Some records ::
■ ■ ■

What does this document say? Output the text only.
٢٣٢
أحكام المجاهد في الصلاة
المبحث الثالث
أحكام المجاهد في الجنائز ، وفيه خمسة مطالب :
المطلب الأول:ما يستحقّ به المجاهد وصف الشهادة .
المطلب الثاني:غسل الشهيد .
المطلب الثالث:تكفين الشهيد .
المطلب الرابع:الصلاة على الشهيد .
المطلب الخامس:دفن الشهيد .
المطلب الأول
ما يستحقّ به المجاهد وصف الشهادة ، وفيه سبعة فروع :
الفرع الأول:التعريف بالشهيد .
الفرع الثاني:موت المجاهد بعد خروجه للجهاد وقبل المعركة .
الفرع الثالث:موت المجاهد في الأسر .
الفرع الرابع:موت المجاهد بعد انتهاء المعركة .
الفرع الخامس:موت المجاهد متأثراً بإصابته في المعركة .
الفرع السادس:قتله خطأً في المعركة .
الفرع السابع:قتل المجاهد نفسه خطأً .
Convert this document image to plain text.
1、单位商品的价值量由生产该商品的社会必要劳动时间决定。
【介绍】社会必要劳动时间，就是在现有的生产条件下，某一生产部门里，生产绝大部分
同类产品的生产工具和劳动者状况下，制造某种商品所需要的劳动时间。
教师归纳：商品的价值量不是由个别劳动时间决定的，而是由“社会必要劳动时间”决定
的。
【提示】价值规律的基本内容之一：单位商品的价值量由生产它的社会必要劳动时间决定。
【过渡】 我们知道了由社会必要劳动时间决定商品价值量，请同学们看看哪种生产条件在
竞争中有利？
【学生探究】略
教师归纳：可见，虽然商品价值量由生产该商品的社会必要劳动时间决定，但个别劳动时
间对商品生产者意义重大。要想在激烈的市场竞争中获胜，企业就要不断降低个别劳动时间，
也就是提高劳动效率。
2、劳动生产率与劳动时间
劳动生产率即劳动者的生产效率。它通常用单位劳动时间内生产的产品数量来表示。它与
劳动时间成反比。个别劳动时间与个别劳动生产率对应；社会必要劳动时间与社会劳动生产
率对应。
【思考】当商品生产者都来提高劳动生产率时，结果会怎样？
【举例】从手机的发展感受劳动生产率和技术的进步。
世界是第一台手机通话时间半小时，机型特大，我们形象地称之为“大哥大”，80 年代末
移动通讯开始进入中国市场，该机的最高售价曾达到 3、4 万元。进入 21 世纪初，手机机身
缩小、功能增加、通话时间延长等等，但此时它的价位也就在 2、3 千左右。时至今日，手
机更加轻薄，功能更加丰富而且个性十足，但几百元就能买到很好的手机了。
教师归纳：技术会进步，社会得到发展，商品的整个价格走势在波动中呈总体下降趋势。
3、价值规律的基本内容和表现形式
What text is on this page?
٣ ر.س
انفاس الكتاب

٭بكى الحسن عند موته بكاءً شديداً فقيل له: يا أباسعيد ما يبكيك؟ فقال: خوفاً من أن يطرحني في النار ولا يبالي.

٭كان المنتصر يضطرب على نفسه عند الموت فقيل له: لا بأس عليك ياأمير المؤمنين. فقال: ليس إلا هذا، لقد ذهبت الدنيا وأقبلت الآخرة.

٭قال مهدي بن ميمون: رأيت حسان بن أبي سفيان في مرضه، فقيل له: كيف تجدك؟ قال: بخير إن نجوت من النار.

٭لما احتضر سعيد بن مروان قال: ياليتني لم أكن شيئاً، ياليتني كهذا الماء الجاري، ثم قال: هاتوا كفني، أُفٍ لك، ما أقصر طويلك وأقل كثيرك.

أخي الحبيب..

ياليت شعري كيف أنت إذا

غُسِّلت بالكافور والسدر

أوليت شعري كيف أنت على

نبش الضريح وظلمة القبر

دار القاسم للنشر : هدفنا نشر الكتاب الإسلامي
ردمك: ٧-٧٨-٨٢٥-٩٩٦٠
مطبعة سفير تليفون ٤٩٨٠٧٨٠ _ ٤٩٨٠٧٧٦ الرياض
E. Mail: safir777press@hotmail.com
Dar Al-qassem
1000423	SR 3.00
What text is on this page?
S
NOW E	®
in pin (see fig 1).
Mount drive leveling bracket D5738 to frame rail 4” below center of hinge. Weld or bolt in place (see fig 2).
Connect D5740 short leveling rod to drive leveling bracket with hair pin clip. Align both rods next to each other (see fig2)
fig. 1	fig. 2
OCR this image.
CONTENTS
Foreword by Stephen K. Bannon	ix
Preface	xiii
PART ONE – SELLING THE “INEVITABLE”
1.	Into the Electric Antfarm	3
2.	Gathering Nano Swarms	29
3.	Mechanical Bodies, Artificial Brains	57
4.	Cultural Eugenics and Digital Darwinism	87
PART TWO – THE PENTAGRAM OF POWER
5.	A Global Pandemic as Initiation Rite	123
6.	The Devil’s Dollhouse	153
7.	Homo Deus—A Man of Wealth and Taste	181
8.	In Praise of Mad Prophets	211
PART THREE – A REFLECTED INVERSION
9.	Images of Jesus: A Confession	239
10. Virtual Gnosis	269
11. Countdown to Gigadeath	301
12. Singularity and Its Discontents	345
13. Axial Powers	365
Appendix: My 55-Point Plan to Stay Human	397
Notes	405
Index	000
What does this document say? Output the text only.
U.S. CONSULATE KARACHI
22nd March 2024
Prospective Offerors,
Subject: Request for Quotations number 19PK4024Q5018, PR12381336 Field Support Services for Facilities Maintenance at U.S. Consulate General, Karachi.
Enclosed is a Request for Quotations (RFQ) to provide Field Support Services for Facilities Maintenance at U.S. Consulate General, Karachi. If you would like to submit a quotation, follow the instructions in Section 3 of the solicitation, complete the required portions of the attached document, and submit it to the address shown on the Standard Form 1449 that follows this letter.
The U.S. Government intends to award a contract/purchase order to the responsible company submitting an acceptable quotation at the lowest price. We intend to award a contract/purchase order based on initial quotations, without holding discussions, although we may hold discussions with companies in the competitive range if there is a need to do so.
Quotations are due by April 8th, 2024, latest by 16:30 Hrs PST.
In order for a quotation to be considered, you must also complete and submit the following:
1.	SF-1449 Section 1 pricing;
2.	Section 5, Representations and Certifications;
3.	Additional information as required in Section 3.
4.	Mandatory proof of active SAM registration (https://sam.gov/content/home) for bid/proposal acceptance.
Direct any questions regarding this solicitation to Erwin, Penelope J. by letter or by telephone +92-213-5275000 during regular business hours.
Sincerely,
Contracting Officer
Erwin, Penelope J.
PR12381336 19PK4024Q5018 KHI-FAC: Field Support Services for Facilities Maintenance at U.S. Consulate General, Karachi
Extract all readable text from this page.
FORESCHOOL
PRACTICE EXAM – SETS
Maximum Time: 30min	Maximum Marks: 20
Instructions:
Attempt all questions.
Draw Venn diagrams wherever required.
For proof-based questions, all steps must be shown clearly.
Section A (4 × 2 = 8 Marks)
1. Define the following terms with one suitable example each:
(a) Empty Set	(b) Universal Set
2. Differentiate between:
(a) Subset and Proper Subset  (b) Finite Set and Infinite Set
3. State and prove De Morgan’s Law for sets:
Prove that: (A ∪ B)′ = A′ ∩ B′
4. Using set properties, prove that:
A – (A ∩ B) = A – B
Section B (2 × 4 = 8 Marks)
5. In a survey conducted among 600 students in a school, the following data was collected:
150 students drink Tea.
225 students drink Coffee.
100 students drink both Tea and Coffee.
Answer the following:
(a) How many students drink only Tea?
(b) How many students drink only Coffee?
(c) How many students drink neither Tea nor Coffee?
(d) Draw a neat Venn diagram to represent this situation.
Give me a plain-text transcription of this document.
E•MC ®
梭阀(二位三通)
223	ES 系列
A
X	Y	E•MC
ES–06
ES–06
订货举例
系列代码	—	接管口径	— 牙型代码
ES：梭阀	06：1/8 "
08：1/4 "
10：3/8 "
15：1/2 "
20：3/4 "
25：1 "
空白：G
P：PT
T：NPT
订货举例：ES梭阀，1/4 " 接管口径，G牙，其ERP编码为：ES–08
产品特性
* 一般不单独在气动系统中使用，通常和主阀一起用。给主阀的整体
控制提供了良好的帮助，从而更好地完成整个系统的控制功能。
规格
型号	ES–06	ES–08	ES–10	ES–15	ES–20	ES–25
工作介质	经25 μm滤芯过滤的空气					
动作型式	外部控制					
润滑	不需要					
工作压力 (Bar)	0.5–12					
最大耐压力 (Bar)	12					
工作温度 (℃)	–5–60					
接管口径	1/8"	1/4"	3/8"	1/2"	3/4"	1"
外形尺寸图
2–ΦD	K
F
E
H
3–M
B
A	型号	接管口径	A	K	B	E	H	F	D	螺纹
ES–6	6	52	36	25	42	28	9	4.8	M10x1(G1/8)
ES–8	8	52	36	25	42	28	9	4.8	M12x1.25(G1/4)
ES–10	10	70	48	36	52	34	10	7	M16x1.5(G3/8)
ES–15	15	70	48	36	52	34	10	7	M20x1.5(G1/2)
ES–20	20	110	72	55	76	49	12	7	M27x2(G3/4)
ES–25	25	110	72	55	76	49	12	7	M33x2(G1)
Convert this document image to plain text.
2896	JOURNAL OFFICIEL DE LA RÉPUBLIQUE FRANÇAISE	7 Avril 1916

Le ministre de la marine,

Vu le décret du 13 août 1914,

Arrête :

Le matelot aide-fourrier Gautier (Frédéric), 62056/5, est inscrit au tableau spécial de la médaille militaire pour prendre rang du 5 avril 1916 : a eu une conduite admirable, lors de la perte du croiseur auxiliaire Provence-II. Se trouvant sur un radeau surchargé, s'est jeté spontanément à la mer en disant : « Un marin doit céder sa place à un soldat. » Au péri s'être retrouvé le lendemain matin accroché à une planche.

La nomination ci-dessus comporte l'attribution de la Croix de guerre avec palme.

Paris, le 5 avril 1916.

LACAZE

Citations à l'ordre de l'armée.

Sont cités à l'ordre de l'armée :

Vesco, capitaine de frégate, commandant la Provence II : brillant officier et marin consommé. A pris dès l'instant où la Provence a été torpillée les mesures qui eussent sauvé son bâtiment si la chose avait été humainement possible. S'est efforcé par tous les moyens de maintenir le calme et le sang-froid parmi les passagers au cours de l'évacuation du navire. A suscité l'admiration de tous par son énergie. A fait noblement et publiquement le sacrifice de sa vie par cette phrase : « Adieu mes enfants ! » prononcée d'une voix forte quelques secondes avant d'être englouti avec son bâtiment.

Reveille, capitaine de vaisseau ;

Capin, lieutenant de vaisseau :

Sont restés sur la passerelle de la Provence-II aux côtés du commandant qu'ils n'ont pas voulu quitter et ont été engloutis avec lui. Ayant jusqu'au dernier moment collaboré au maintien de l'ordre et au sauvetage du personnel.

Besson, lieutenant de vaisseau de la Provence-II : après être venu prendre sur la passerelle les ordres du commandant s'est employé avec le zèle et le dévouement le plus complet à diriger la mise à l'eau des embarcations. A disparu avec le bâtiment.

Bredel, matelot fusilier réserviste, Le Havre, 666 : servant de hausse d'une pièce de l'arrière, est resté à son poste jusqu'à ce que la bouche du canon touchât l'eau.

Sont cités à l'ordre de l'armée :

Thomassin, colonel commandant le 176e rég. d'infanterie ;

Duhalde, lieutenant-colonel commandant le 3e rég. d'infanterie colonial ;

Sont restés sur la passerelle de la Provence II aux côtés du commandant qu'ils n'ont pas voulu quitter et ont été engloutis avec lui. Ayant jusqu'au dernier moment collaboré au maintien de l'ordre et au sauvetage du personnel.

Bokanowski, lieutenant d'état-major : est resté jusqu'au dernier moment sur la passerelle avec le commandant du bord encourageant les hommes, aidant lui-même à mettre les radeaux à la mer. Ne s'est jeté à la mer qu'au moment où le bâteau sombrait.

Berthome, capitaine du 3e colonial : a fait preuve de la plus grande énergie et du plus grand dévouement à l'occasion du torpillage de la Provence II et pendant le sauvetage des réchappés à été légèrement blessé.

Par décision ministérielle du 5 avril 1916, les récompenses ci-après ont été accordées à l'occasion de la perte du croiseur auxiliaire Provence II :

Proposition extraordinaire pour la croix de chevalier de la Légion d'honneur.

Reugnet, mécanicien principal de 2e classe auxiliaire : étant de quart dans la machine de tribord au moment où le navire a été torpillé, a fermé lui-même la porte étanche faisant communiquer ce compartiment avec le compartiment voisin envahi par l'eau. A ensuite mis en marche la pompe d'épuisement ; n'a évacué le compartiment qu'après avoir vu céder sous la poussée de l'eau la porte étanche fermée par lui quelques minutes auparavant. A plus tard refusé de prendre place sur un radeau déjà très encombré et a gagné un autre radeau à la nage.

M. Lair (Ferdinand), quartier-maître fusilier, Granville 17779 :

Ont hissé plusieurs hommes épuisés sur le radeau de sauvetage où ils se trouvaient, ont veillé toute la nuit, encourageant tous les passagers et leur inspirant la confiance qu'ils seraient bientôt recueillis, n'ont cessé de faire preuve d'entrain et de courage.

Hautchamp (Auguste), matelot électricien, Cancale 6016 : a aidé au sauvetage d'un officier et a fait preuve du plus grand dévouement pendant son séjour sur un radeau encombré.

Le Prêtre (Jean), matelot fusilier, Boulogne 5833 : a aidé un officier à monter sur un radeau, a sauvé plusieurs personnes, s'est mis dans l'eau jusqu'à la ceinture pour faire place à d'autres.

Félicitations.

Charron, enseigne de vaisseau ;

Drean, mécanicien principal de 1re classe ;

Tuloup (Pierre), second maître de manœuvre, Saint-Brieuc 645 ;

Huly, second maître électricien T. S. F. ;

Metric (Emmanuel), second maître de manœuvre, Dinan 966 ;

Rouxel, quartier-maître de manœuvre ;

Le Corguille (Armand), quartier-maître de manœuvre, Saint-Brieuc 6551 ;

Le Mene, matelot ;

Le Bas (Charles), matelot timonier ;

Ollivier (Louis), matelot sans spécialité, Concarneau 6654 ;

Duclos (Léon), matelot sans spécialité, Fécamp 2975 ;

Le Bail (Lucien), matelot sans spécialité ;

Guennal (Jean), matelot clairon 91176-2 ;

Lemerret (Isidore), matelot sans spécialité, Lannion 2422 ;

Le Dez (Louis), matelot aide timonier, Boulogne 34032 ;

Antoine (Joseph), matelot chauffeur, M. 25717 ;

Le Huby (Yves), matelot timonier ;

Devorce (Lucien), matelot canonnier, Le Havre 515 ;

■ ■ ■

To be done :: List every line in the records above that contains the word "spécialité".

Expected answer ::
Ollivier (Louis), matelot sans spécialité, Concarneau 6654 ;
Duclos (Léon), matelot sans spécialité, Fécamp 2975 ;
Le Bail (Lucien), matelot sans spécialité ;
Lemerret (Isidore), matelot sans spécialité, Lannion 2422 ;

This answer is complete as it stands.